RECORDS FOR THE TASK:
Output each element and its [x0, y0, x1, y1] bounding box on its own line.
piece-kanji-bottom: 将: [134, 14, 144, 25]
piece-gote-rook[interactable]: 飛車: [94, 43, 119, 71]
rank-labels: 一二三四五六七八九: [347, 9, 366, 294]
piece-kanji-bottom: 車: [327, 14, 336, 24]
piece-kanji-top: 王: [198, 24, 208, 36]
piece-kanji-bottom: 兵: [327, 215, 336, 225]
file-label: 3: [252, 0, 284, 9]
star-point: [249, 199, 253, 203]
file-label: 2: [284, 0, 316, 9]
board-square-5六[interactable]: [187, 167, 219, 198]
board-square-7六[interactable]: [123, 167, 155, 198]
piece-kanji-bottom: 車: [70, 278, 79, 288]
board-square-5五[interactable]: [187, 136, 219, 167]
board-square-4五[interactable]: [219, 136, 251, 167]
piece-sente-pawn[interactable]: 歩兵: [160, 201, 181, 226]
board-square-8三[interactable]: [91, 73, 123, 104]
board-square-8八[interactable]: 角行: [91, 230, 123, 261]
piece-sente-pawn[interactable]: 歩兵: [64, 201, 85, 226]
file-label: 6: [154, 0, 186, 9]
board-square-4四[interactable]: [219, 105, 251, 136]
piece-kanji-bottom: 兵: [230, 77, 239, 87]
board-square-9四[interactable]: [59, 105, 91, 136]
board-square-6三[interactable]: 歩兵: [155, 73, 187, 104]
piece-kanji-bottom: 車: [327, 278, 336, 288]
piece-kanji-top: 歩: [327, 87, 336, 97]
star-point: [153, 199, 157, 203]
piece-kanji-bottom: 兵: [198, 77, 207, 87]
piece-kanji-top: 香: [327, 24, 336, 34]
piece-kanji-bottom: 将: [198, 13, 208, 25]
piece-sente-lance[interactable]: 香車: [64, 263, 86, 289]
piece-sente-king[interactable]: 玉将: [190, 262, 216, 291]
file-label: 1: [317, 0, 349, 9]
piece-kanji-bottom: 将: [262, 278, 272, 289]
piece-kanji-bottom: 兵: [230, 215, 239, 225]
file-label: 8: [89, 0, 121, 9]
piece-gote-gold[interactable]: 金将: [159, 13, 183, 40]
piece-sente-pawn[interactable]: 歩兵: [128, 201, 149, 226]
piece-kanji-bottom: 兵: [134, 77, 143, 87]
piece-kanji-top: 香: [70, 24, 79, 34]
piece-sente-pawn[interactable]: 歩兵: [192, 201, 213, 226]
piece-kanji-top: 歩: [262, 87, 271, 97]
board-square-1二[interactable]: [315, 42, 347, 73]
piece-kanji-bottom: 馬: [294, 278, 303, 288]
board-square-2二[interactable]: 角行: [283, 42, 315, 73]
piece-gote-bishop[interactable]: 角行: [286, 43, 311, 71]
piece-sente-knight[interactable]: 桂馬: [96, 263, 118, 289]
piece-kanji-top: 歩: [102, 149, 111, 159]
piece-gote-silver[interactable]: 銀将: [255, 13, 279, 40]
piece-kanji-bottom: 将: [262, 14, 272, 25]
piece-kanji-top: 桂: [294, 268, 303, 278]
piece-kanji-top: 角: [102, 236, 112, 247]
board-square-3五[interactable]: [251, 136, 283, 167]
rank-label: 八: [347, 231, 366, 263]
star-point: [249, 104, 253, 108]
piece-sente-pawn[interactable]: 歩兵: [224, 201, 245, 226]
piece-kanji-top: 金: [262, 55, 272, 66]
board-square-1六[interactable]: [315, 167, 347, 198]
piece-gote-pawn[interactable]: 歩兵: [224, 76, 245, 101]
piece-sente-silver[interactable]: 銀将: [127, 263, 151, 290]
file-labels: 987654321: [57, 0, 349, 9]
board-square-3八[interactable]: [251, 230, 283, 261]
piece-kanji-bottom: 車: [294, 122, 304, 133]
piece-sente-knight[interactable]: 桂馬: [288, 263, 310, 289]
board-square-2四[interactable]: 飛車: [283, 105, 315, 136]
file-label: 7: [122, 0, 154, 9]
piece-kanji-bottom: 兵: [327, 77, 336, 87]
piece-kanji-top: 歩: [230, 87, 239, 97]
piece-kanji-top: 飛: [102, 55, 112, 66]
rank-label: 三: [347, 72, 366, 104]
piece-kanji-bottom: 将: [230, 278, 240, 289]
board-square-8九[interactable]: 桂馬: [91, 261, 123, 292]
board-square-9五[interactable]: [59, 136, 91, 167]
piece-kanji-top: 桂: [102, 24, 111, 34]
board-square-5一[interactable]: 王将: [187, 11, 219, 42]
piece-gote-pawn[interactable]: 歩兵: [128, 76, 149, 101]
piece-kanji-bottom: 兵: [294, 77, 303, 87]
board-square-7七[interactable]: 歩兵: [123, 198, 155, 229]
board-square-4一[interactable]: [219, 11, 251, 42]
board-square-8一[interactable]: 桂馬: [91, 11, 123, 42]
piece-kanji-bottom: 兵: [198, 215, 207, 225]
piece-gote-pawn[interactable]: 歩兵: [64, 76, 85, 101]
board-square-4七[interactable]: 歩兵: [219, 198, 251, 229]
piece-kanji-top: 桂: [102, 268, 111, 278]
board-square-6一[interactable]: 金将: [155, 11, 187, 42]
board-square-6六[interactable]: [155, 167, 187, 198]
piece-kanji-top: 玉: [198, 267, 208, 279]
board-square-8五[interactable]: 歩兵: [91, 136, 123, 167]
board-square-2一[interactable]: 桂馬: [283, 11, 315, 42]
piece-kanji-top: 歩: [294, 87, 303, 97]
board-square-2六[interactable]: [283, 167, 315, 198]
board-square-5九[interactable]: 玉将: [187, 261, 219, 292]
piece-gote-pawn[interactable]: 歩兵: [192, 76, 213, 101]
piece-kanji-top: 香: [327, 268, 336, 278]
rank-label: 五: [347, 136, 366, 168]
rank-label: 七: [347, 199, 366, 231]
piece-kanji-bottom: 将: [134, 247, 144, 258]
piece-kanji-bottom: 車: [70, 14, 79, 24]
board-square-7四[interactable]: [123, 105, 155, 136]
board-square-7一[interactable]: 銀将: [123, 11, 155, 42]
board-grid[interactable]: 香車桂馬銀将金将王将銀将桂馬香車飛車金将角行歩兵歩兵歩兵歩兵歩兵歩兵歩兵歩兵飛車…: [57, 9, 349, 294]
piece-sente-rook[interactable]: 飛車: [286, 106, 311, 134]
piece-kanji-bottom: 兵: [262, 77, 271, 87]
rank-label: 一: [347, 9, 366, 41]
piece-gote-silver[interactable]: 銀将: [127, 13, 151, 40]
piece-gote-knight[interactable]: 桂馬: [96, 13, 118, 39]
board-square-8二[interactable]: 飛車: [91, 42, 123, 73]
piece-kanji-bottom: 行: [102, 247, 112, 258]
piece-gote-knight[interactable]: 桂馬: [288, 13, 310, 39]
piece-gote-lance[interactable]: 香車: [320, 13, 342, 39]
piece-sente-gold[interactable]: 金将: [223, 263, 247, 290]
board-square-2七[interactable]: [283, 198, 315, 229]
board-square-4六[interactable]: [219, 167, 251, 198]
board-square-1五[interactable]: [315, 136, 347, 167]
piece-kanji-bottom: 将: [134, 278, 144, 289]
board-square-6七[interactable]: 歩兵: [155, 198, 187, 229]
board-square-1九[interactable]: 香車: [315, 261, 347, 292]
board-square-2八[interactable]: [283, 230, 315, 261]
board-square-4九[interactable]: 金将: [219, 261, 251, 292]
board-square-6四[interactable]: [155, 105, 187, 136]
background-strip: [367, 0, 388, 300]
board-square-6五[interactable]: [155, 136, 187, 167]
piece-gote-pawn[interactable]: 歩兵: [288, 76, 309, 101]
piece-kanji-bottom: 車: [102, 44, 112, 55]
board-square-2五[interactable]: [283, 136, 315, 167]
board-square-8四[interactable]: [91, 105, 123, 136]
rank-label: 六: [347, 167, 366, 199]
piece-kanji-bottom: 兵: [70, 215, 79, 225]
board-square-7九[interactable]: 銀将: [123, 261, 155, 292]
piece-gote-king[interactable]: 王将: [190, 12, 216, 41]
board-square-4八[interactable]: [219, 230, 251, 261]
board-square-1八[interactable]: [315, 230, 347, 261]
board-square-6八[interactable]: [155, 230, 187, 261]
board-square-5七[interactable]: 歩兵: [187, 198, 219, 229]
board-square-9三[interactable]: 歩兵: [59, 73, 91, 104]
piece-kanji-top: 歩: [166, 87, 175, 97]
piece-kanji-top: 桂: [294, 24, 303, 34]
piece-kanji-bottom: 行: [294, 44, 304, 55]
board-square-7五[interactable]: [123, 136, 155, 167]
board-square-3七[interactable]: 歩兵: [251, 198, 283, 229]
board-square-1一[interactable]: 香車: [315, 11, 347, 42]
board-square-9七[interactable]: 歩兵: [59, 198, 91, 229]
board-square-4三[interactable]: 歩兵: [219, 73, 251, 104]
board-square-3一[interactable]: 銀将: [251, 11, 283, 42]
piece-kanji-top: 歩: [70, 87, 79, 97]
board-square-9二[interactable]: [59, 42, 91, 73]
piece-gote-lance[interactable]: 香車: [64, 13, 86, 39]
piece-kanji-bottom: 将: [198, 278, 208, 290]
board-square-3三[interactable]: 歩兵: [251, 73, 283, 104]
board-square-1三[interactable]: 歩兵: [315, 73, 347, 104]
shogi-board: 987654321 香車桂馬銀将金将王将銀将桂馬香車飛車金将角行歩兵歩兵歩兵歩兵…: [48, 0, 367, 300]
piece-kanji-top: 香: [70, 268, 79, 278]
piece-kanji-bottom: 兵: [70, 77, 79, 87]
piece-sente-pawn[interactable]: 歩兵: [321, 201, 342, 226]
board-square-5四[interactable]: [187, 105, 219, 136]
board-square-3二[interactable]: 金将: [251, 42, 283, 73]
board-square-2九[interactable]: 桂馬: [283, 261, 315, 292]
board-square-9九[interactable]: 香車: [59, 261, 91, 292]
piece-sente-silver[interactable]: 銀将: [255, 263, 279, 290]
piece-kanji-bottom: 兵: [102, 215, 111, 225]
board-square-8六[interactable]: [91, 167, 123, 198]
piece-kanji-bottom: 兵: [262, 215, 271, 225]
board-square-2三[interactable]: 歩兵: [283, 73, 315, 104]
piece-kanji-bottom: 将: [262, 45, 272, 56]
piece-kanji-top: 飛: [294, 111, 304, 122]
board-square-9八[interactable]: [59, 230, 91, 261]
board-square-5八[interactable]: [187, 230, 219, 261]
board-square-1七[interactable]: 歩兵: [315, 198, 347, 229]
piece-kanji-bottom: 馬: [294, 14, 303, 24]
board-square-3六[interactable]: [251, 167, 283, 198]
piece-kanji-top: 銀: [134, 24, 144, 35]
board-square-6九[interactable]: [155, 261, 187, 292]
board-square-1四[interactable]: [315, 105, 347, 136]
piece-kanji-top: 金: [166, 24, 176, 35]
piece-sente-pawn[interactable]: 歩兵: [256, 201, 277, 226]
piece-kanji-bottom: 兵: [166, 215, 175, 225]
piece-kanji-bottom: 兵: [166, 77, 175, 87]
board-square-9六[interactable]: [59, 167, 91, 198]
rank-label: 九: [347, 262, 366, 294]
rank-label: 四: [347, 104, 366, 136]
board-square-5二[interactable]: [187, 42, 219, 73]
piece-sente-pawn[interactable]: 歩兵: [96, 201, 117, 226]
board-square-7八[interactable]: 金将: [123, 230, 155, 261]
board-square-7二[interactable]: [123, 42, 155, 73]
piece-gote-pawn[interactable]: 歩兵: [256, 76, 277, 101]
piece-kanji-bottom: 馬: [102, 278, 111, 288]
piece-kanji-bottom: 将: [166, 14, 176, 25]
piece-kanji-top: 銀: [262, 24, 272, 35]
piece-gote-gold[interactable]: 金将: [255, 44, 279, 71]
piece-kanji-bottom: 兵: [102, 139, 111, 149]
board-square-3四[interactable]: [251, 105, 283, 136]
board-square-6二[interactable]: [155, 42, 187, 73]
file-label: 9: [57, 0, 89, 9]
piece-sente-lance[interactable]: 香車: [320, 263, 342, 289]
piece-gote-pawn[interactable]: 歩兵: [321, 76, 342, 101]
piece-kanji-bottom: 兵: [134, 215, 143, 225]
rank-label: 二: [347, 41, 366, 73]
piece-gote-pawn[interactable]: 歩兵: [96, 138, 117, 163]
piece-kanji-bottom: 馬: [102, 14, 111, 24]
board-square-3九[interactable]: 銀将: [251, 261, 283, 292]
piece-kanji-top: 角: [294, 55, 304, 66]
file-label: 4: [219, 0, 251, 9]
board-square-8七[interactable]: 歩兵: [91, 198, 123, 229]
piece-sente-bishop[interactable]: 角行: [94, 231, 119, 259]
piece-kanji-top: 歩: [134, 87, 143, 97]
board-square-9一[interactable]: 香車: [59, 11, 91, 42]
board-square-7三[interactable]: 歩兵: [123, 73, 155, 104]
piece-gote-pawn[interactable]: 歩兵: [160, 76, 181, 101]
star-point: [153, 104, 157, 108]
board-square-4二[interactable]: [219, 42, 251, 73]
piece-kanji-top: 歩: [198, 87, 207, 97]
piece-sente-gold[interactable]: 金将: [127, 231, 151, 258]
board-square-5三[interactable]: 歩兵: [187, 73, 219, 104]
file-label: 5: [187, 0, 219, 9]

DIRECTIONS FOR THIS TASK: Reproduce the material from its start through the line that contains "board-square-4五[interactable]: [219, 136, 251, 167]", renaming "file-label" to "column-label" and leaving everything else unchanged.

SOLUTION TO THIS EXERCISE:
Output each element and its [x0, y0, x1, y1] bounding box on its own line.
piece-kanji-bottom: 将: [134, 14, 144, 25]
piece-gote-rook[interactable]: 飛車: [94, 43, 119, 71]
rank-labels: 一二三四五六七八九: [347, 9, 366, 294]
piece-kanji-bottom: 車: [327, 14, 336, 24]
piece-kanji-top: 王: [198, 24, 208, 36]
piece-kanji-bottom: 兵: [327, 215, 336, 225]
column-label: 3: [252, 0, 284, 9]
star-point: [249, 199, 253, 203]
column-label: 2: [284, 0, 316, 9]
board-square-5六[interactable]: [187, 167, 219, 198]
board-square-7六[interactable]: [123, 167, 155, 198]
piece-kanji-bottom: 車: [70, 278, 79, 288]
board-square-5五[interactable]: [187, 136, 219, 167]
board-square-4五[interactable]: [219, 136, 251, 167]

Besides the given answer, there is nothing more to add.